- GIVEN REQUEST -
Please write out the complete listing that follows, exactly as it reads.

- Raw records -
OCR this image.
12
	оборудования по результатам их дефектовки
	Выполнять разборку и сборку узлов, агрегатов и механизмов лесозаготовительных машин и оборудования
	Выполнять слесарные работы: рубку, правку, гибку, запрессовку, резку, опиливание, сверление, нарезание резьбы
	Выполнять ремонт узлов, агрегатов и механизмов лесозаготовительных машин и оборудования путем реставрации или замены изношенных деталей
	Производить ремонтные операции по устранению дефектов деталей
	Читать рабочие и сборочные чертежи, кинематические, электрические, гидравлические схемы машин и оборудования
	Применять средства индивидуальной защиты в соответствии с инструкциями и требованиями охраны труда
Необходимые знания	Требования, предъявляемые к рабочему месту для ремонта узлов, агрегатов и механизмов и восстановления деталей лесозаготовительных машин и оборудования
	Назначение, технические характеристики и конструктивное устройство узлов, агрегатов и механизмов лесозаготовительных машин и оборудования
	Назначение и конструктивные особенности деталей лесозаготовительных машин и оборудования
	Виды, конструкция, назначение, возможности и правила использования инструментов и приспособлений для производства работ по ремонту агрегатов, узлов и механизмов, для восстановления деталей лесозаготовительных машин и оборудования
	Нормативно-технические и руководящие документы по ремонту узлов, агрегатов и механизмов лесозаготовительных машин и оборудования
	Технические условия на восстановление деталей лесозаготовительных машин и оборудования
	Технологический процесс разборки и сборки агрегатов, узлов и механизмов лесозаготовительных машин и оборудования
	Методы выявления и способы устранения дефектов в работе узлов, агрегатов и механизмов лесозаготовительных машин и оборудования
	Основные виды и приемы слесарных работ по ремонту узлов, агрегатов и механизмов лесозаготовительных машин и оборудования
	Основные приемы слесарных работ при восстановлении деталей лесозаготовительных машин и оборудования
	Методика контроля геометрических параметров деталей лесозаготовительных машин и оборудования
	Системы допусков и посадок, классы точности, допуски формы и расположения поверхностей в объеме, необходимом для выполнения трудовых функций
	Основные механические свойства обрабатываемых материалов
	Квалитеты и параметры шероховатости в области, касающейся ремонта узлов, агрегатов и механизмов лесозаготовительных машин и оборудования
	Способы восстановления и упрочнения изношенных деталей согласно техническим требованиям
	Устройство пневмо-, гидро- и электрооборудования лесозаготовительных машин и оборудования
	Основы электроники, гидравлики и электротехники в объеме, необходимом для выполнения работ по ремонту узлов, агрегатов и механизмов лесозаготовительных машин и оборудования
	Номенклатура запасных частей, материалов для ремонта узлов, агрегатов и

- TASK RESPONSE -
OCR this image.
12
	оборудования по результатам их дефектовки
	Выполнять разборку и сборку узлов, агрегатов и механизмов лесозаготовительных машин и оборудования
	Выполнять слесарные работы: рубку, правку, гибку, запрессовку, резку, опиливание, сверление, нарезание резьбы
	Выполнять ремонт узлов, агрегатов и механизмов лесозаготовительных машин и оборудования путем реставрации или замены изношенных деталей
	Производить ремонтные операции по устранению дефектов деталей
	Читать рабочие и сборочные чертежи, кинематические, электрические, гидравлические схемы машин и оборудования
	Применять средства индивидуальной защиты в соответствии с инструкциями и требованиями охраны труда
Необходимые знания	Требования, предъявляемые к рабочему месту для ремонта узлов, агрегатов и механизмов и восстановления деталей лесозаготовительных машин и оборудования
	Назначение, технические характеристики и конструктивное устройство узлов, агрегатов и механизмов лесозаготовительных машин и оборудования
	Назначение и конструктивные особенности деталей лесозаготовительных машин и оборудования
	Виды, конструкция, назначение, возможности и правила использования инструментов и приспособлений для производства работ по ремонту агрегатов, узлов и механизмов, для восстановления деталей лесозаготовительных машин и оборудования
	Нормативно-технические и руководящие документы по ремонту узлов, агрегатов и механизмов лесозаготовительных машин и оборудования
	Технические условия на восстановление деталей лесозаготовительных машин и оборудования
	Технологический процесс разборки и сборки агрегатов, узлов и механизмов лесозаготовительных машин и оборудования
	Методы выявления и способы устранения дефектов в работе узлов, агрегатов и механизмов лесозаготовительных машин и оборудования
	Основные виды и приемы слесарных работ по ремонту узлов, агрегатов и механизмов лесозаготовительных машин и оборудования
	Основные приемы слесарных работ при восстановлении деталей лесозаготовительных машин и оборудования
	Методика контроля геометрических параметров деталей лесозаготовительных машин и оборудования
	Системы допусков и посадок, классы точности, допуски формы и расположения поверхностей в объеме, необходимом для выполнения трудовых функций
	Основные механические свойства обрабатываемых материалов
	Квалитеты и параметры шероховатости в области, касающейся ремонта узлов, агрегатов и механизмов лесозаготовительных машин и оборудования
	Способы восстановления и упрочнения изношенных деталей согласно техническим требованиям
	Устройство пневмо-, гидро- и электрооборудования лесозаготовительных машин и оборудования
	Основы электроники, гидравлики и электротехники в объеме, необходимом для выполнения работ по ремонту узлов, агрегатов и механизмов лесозаготовительных машин и оборудования
	Номенклатура запасных частей, материалов для ремонта узлов, агрегатов и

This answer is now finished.